(TASK GOAL):
Reproduce every entry exactly, without alteration.

(Dataset items)
::::::::
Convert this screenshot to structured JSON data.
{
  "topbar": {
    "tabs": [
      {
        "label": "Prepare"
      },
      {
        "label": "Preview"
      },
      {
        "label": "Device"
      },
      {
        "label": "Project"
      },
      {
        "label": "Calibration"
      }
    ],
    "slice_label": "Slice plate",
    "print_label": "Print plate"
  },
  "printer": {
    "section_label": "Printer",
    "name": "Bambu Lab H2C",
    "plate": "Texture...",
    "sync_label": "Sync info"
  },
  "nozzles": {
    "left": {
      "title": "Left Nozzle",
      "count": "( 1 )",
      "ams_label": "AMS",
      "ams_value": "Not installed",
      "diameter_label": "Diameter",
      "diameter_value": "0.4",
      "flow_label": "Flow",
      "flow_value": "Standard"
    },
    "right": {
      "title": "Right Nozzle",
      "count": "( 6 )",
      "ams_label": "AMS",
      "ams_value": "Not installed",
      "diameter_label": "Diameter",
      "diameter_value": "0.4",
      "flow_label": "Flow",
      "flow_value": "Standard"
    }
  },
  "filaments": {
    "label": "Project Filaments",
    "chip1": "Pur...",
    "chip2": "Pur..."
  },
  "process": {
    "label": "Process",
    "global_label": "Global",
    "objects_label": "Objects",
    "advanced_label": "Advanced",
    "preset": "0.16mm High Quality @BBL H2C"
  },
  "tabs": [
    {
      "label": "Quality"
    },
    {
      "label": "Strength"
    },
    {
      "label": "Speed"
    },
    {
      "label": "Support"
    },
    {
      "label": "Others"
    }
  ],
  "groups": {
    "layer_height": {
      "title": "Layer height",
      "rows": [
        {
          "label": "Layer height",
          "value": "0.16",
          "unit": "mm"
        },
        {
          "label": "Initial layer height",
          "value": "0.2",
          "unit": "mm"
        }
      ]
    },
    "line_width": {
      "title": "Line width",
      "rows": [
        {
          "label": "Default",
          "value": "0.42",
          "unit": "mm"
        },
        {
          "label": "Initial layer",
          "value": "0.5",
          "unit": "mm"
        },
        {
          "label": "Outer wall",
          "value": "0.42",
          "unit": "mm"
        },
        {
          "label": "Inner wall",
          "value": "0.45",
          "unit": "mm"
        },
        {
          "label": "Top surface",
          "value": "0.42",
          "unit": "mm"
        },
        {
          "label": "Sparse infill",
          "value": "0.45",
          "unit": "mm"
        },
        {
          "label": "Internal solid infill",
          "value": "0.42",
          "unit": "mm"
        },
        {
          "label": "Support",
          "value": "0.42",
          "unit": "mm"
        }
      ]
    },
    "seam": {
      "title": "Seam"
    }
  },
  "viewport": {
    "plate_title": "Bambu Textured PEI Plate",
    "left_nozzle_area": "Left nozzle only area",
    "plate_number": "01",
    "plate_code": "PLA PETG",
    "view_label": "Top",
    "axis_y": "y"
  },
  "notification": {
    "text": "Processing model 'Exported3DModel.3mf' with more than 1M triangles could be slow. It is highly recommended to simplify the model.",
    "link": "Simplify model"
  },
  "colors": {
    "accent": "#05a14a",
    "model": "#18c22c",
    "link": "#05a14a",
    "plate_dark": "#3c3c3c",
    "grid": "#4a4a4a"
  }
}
::::::::
(THE OUTPUT):
Convert this screenshot to structured JSON data.
{
  "topbar": {
    "tabs": [
      {
        "label": "Prepare"
      },
      {
        "label": "Preview"
      },
      {
        "label": "Device"
      },
      {
        "label": "Project"
      },
      {
        "label": "Calibration"
      }
    ],
    "slice_label": "Slice plate",
    "print_label": "Print plate"
  },
  "printer": {
    "section_label": "Printer",
    "name": "Bambu Lab H2C",
    "plate": "Texture...",
    "sync_label": "Sync info"
  },
  "nozzles": {
    "left": {
      "title": "Left Nozzle",
      "count": "( 1 )",
      "ams_label": "AMS",
      "ams_value": "Not installed",
      "diameter_label": "Diameter",
      "diameter_value": "0.4",
      "flow_label": "Flow",
      "flow_value": "Standard"
    },
    "right": {
      "title": "Right Nozzle",
      "count": "( 6 )",
      "ams_label": "AMS",
      "ams_value": "Not installed",
      "diameter_label": "Diameter",
      "diameter_value": "0.4",
      "flow_label": "Flow",
      "flow_value": "Standard"
    }
  },
  "filaments": {
    "label": "Project Filaments",
    "chip1": "Pur...",
    "chip2": "Pur..."
  },
  "process": {
    "label": "Process",
    "global_label": "Global",
    "objects_label": "Objects",
    "advanced_label": "Advanced",
    "preset": "0.16mm High Quality @BBL H2C"
  },
  "tabs": [
    {
      "label": "Quality"
    },
    {
      "label": "Strength"
    },
    {
      "label": "Speed"
    },
    {
      "label": "Support"
    },
    {
      "label": "Others"
    }
  ],
  "groups": {
    "layer_height": {
      "title": "Layer height",
      "rows": [
        {
          "label": "Layer height",
          "value": "0.16",
          "unit": "mm"
        },
        {
          "label": "Initial layer height",
          "value": "0.2",
          "unit": "mm"
        }
      ]
    },
    "line_width": {
      "title": "Line width",
      "rows": [
        {
          "label": "Default",
          "value": "0.42",
          "unit": "mm"
        },
        {
          "label": "Initial layer",
          "value": "0.5",
          "unit": "mm"
        },
        {
          "label": "Outer wall",
          "value": "0.42",
          "unit": "mm"
        },
        {
          "label": "Inner wall",
          "value": "0.45",
          "unit": "mm"
        },
        {
          "label": "Top surface",
          "value": "0.42",
          "unit": "mm"
        },
        {
          "label": "Sparse infill",
          "value": "0.45",
          "unit": "mm"
        },
        {
          "label": "Internal solid infill",
          "value": "0.42",
          "unit": "mm"
        },
        {
          "label": "Support",
          "value": "0.42",
          "unit": "mm"
        }
      ]
    },
    "seam": {
      "title": "Seam"
    }
  },
  "viewport": {
    "plate_title": "Bambu Textured PEI Plate",
    "left_nozzle_area": "Left nozzle only area",
    "plate_number": "01",
    "plate_code": "PLA PETG",
    "view_label": "Top",
    "axis_y": "y"
  },
  "notification": {
    "text": "Processing model 'Exported3DModel.3mf' with more than 1M triangles could be slow. It is highly recommended to simplify the model.",
    "link": "Simplify model"
  },
  "colors": {
    "accent": "#05a14a",
    "model": "#18c22c",
    "link": "#05a14a",
    "plate_dark": "#3c3c3c",
    "grid": "#4a4a4a"
  }
}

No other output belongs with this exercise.